## Job
Below are the records; reproduce all of them exactly but without any images.

## Data shown
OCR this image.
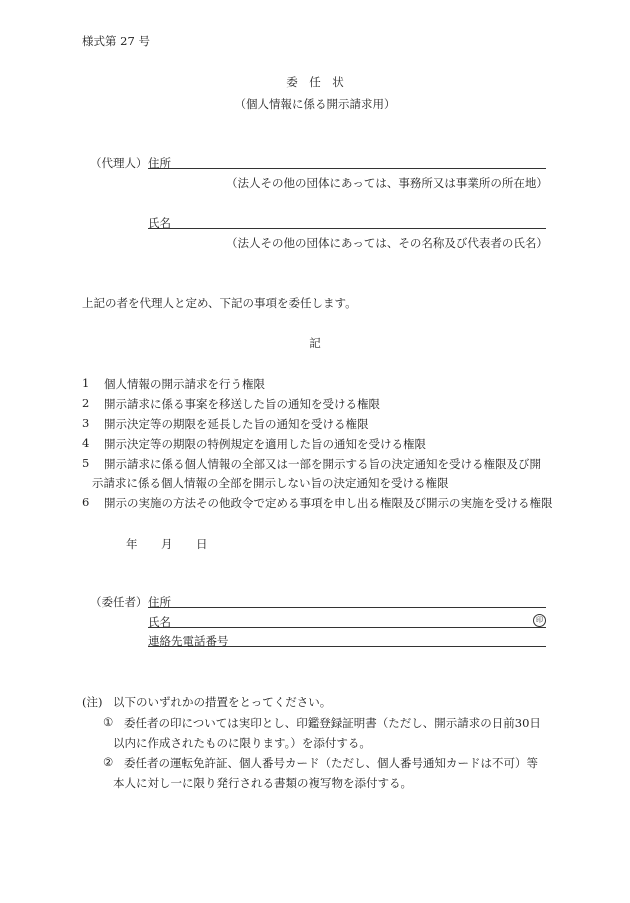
様式第 27 号
委　任　状
（個人情報に係る開示請求用）
（代理人） 住所
（法人その他の団体にあっては、事務所又は事業所の所在地）
氏名
（法人その他の団体にあっては、その名称及び代表者の氏名）
上記の者を代理人と定め、下記の事項を委任します。
記
1 個人情報の開示請求を行う権限
2 開示請求に係る事案を移送した旨の通知を受ける権限
3 開示決定等の期限を延長した旨の通知を受ける権限
4 開示決定等の期限の特例規定を適用した旨の通知を受ける権限
5 開示請求に係る個人情報の全部又は一部を開示する旨の決定通知を受ける権限及び開
示請求に係る個人情報の全部を開示しない旨の決定通知を受ける権限
6 開示の実施の方法その他政令で定める事項を申し出る権限及び開示の実施を受ける権限
年 月 日
（委任者） 住所
氏名	印
連絡先電話番号
(注) 以下のいずれかの措置をとってください。
① 委任者の印については実印とし、印鑑登録証明書（ただし、開示請求の日前30日
以内に作成されたものに限ります。）を添付する。
② 委任者の運転免許証、個人番号カード（ただし、個人番号通知カードは不可）等
本人に対し一に限り発行される書類の複写物を添付する。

## The output
OCR this image.
様式第 27 号
委　任　状
（個人情報に係る開示請求用）
（代理人） 住所
（法人その他の団体にあっては、事務所又は事業所の所在地）
氏名
（法人その他の団体にあっては、その名称及び代表者の氏名）
上記の者を代理人と定め、下記の事項を委任します。
記
1 個人情報の開示請求を行う権限
2 開示請求に係る事案を移送した旨の通知を受ける権限
3 開示決定等の期限を延長した旨の通知を受ける権限
4 開示決定等の期限の特例規定を適用した旨の通知を受ける権限
5 開示請求に係る個人情報の全部又は一部を開示する旨の決定通知を受ける権限及び開
示請求に係る個人情報の全部を開示しない旨の決定通知を受ける権限
6 開示の実施の方法その他政令で定める事項を申し出る権限及び開示の実施を受ける権限
年 月 日
（委任者） 住所
氏名	印
連絡先電話番号
(注) 以下のいずれかの措置をとってください。
① 委任者の印については実印とし、印鑑登録証明書（ただし、開示請求の日前30日
以内に作成されたものに限ります。）を添付する。
② 委任者の運転免許証、個人番号カード（ただし、個人番号通知カードは不可）等
本人に対し一に限り発行される書類の複写物を添付する。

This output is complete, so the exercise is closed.